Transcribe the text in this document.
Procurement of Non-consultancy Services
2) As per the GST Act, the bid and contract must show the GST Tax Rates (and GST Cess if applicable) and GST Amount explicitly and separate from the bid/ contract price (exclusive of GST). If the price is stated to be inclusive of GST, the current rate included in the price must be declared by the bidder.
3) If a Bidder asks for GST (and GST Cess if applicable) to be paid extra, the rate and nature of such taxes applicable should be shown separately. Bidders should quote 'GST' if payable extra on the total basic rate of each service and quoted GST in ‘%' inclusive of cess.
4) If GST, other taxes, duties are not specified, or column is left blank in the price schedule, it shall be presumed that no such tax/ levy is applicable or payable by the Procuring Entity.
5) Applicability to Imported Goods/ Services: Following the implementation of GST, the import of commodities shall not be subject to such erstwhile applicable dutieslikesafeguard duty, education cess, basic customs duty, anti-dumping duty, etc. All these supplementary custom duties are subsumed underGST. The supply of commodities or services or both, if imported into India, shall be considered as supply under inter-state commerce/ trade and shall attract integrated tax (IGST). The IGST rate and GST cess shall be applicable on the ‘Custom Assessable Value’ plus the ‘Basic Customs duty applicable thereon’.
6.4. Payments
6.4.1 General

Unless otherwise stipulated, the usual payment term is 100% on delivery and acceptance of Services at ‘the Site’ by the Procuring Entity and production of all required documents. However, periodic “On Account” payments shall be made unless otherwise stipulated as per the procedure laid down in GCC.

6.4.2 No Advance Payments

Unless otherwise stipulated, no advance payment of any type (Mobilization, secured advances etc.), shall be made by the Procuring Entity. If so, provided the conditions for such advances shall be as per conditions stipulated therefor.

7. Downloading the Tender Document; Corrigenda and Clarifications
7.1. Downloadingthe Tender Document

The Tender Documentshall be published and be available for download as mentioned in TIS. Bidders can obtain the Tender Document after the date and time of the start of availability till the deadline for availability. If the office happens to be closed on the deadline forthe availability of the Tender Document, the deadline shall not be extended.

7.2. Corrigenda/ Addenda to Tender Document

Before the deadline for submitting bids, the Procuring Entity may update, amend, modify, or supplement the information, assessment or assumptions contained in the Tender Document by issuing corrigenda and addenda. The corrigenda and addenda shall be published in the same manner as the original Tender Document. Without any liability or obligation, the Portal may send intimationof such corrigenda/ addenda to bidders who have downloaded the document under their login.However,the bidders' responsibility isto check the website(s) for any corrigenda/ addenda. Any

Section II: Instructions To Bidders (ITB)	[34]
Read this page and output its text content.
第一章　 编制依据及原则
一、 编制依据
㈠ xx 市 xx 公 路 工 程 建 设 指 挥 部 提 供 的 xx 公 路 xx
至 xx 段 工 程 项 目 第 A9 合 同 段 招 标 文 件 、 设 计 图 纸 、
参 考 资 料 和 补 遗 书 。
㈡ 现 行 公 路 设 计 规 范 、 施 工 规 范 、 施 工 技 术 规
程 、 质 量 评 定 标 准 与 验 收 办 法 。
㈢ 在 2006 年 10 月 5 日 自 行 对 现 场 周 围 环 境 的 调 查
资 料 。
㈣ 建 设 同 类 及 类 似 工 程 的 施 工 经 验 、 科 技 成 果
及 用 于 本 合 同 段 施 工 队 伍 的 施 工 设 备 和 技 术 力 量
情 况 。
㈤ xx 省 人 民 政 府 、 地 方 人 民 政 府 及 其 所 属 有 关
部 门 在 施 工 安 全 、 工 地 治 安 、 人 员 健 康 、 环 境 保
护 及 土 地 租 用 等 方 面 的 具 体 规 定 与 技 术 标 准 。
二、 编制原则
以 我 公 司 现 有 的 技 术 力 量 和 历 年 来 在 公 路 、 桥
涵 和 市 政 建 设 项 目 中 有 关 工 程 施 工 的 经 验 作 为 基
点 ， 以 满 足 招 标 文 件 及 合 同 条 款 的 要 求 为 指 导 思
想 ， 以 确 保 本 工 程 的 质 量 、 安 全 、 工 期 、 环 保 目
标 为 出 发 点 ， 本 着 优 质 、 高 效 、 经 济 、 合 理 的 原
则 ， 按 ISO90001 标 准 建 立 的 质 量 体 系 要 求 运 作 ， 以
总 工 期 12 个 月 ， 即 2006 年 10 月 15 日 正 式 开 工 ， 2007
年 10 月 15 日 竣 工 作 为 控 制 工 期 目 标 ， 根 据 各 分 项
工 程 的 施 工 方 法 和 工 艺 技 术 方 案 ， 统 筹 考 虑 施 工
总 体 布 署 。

|---|

Work required. Transcribe only the trailing portion of the entries above: the line that contains "Read this page and output its text content." and each line after it.

Complete answer.
Read this page and output its text content.
第一章　 编制依据及原则
一、 编制依据
㈠ xx 市 xx 公 路 工 程 建 设 指 挥 部 提 供 的 xx 公 路 xx
至 xx 段 工 程 项 目 第 A9 合 同 段 招 标 文 件 、 设 计 图 纸 、
参 考 资 料 和 补 遗 书 。
㈡ 现 行 公 路 设 计 规 范 、 施 工 规 范 、 施 工 技 术 规
程 、 质 量 评 定 标 准 与 验 收 办 法 。
㈢ 在 2006 年 10 月 5 日 自 行 对 现 场 周 围 环 境 的 调 查
资 料 。
㈣ 建 设 同 类 及 类 似 工 程 的 施 工 经 验 、 科 技 成 果
及 用 于 本 合 同 段 施 工 队 伍 的 施 工 设 备 和 技 术 力 量
情 况 。
㈤ xx 省 人 民 政 府 、 地 方 人 民 政 府 及 其 所 属 有 关
部 门 在 施 工 安 全 、 工 地 治 安 、 人 员 健 康 、 环 境 保
护 及 土 地 租 用 等 方 面 的 具 体 规 定 与 技 术 标 准 。
二、 编制原则
以 我 公 司 现 有 的 技 术 力 量 和 历 年 来 在 公 路 、 桥
涵 和 市 政 建 设 项 目 中 有 关 工 程 施 工 的 经 验 作 为 基
点 ， 以 满 足 招 标 文 件 及 合 同 条 款 的 要 求 为 指 导 思
想 ， 以 确 保 本 工 程 的 质 量 、 安 全 、 工 期 、 环 保 目
标 为 出 发 点 ， 本 着 优 质 、 高 效 、 经 济 、 合 理 的 原
则 ， 按 ISO90001 标 准 建 立 的 质 量 体 系 要 求 运 作 ， 以
总 工 期 12 个 月 ， 即 2006 年 10 月 15 日 正 式 开 工 ， 2007
年 10 月 15 日 竣 工 作 为 控 制 工 期 目 标 ， 根 据 各 分 项
工 程 的 施 工 方 法 和 工 艺 技 术 方 案 ， 统 筹 考 虑 施 工
总 体 布 署 。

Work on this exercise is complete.